Exact reproduction is required for all entries.

SOURCE RECORDS
........

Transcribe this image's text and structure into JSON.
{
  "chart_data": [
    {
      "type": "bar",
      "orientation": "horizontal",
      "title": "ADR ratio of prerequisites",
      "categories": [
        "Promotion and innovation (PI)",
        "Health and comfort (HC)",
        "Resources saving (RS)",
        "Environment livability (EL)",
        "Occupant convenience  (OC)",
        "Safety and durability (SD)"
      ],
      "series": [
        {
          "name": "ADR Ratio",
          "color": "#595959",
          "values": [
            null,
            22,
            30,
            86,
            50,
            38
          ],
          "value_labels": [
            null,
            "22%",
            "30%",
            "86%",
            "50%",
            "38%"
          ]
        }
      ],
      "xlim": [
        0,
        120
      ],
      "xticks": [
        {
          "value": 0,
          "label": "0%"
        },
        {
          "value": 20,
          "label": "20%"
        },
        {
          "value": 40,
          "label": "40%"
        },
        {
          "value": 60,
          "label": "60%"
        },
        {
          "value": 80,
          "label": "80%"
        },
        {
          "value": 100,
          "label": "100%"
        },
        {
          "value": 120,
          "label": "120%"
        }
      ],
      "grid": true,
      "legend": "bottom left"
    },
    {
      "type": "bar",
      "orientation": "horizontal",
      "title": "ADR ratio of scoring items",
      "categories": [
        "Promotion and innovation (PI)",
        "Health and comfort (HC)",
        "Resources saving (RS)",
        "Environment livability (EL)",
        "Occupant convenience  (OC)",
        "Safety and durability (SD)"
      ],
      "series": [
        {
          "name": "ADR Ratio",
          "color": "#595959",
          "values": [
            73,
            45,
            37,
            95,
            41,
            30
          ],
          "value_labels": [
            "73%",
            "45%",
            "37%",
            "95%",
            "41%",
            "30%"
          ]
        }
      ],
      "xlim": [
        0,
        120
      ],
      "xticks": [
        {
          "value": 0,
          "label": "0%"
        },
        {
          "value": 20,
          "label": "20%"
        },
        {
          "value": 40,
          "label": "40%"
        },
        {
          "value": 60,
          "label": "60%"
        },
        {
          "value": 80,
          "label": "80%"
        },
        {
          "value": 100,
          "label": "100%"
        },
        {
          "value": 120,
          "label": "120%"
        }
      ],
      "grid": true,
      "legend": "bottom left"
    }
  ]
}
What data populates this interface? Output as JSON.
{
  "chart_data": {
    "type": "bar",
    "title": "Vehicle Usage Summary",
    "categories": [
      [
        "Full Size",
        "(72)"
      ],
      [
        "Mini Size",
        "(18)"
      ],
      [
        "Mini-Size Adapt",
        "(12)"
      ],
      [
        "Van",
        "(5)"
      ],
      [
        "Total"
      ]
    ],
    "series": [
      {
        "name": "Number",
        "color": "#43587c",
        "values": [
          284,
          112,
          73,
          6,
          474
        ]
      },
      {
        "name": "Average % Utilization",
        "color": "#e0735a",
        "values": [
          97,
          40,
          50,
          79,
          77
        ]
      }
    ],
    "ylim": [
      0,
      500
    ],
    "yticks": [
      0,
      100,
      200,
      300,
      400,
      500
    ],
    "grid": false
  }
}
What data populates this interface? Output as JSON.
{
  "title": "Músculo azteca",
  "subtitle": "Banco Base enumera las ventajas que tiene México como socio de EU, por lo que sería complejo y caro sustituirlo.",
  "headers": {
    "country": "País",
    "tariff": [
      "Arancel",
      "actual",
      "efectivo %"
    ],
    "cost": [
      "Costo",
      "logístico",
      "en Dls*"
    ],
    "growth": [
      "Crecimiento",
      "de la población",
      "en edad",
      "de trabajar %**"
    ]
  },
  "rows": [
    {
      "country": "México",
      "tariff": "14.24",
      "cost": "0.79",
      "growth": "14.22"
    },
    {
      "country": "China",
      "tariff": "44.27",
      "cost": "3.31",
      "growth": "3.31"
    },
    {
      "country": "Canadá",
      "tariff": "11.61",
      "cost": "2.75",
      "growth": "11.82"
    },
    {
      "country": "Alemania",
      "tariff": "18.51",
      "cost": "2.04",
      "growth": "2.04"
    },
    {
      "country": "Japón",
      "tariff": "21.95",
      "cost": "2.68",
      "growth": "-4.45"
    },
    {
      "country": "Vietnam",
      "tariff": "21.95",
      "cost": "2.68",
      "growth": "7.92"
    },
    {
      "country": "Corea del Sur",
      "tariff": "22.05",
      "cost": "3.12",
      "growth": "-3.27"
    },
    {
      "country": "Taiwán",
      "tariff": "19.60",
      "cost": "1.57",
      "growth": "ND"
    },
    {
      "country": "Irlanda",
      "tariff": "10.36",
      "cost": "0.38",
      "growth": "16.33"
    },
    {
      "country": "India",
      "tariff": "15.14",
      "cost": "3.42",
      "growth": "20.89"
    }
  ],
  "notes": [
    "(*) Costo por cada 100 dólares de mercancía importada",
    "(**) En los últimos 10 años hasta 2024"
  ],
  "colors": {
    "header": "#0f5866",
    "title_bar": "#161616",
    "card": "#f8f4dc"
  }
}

........

THE RESULT
Transcribe this image's text and structure into JSON.
{
  "chart_data": [
    {
      "type": "bar",
      "orientation": "horizontal",
      "title": "ADR ratio of prerequisites",
      "categories": [
        "Promotion and innovation (PI)",
        "Health and comfort (HC)",
        "Resources saving (RS)",
        "Environment livability (EL)",
        "Occupant convenience  (OC)",
        "Safety and durability (SD)"
      ],
      "series": [
        {
          "name": "ADR Ratio",
          "color": "#595959",
          "values": [
            null,
            22,
            30,
            86,
            50,
            38
          ],
          "value_labels": [
            null,
            "22%",
            "30%",
            "86%",
            "50%",
            "38%"
          ]
        }
      ],
      "xlim": [
        0,
        120
      ],
      "xticks": [
        {
          "value": 0,
          "label": "0%"
        },
        {
          "value": 20,
          "label": "20%"
        },
        {
          "value": 40,
          "label": "40%"
        },
        {
          "value": 60,
          "label": "60%"
        },
        {
          "value": 80,
          "label": "80%"
        },
        {
          "value": 100,
          "label": "100%"
        },
        {
          "value": 120,
          "label": "120%"
        }
      ],
      "grid": true,
      "legend": "bottom left"
    },
    {
      "type": "bar",
      "orientation": "horizontal",
      "title": "ADR ratio of scoring items",
      "categories": [
        "Promotion and innovation (PI)",
        "Health and comfort (HC)",
        "Resources saving (RS)",
        "Environment livability (EL)",
        "Occupant convenience  (OC)",
        "Safety and durability (SD)"
      ],
      "series": [
        {
          "name": "ADR Ratio",
          "color": "#595959",
          "values": [
            73,
            45,
            37,
            95,
            41,
            30
          ],
          "value_labels": [
            "73%",
            "45%",
            "37%",
            "95%",
            "41%",
            "30%"
          ]
        }
      ],
      "xlim": [
        0,
        120
      ],
      "xticks": [
        {
          "value": 0,
          "label": "0%"
        },
        {
          "value": 20,
          "label": "20%"
        },
        {
          "value": 40,
          "label": "40%"
        },
        {
          "value": 60,
          "label": "60%"
        },
        {
          "value": 80,
          "label": "80%"
        },
        {
          "value": 100,
          "label": "100%"
        },
        {
          "value": 120,
          "label": "120%"
        }
      ],
      "grid": true,
      "legend": "bottom left"
    }
  ]
}
What data populates this interface? Output as JSON.
{
  "chart_data": {
    "type": "bar",
    "title": "Vehicle Usage Summary",
    "categories": [
      [
        "Full Size",
        "(72)"
      ],
      [
        "Mini Size",
        "(18)"
      ],
      [
        "Mini-Size Adapt",
        "(12)"
      ],
      [
        "Van",
        "(5)"
      ],
      [
        "Total"
      ]
    ],
    "series": [
      {
        "name": "Number",
        "color": "#43587c",
        "values": [
          284,
          112,
          73,
          6,
          474
        ]
      },
      {
        "name": "Average % Utilization",
        "color": "#e0735a",
        "values": [
          97,
          40,
          50,
          79,
          77
        ]
      }
    ],
    "ylim": [
      0,
      500
    ],
    "yticks": [
      0,
      100,
      200,
      300,
      400,
      500
    ],
    "grid": false
  }
}
What data populates this interface? Output as JSON.
{
  "title": "Músculo azteca",
  "subtitle": "Banco Base enumera las ventajas que tiene México como socio de EU, por lo que sería complejo y caro sustituirlo.",
  "headers": {
    "country": "País",
    "tariff": [
      "Arancel",
      "actual",
      "efectivo %"
    ],
    "cost": [
      "Costo",
      "logístico",
      "en Dls*"
    ],
    "growth": [
      "Crecimiento",
      "de la población",
      "en edad",
      "de trabajar %**"
    ]
  },
  "rows": [
    {
      "country": "México",
      "tariff": "14.24",
      "cost": "0.79",
      "growth": "14.22"
    },
    {
      "country": "China",
      "tariff": "44.27",
      "cost": "3.31",
      "growth": "3.31"
    },
    {
      "country": "Canadá",
      "tariff": "11.61",
      "cost": "2.75",
      "growth": "11.82"
    },
    {
      "country": "Alemania",
      "tariff": "18.51",
      "cost": "2.04",
      "growth": "2.04"
    },
    {
      "country": "Japón",
      "tariff": "21.95",
      "cost": "2.68",
      "growth": "-4.45"
    },
    {
      "country": "Vietnam",
      "tariff": "21.95",
      "cost": "2.68",
      "growth": "7.92"
    },
    {
      "country": "Corea del Sur",
      "tariff": "22.05",
      "cost": "3.12",
      "growth": "-3.27"
    },
    {
      "country": "Taiwán",
      "tariff": "19.60",
      "cost": "1.57",
      "growth": "ND"
    },
    {
      "country": "Irlanda",
      "tariff": "10.36",
      "cost": "0.38",
      "growth": "16.33"
    },
    {
      "country": "India",
      "tariff": "15.14",
      "cost": "3.42",
      "growth": "20.89"
    }
  ],
  "notes": [
    "(*) Costo por cada 100 dólares de mercancía importada",
    "(**) En los últimos 10 años hasta 2024"
  ],
  "colors": {
    "header": "#0f5866",
    "title_bar": "#161616",
    "card": "#f8f4dc"
  }
}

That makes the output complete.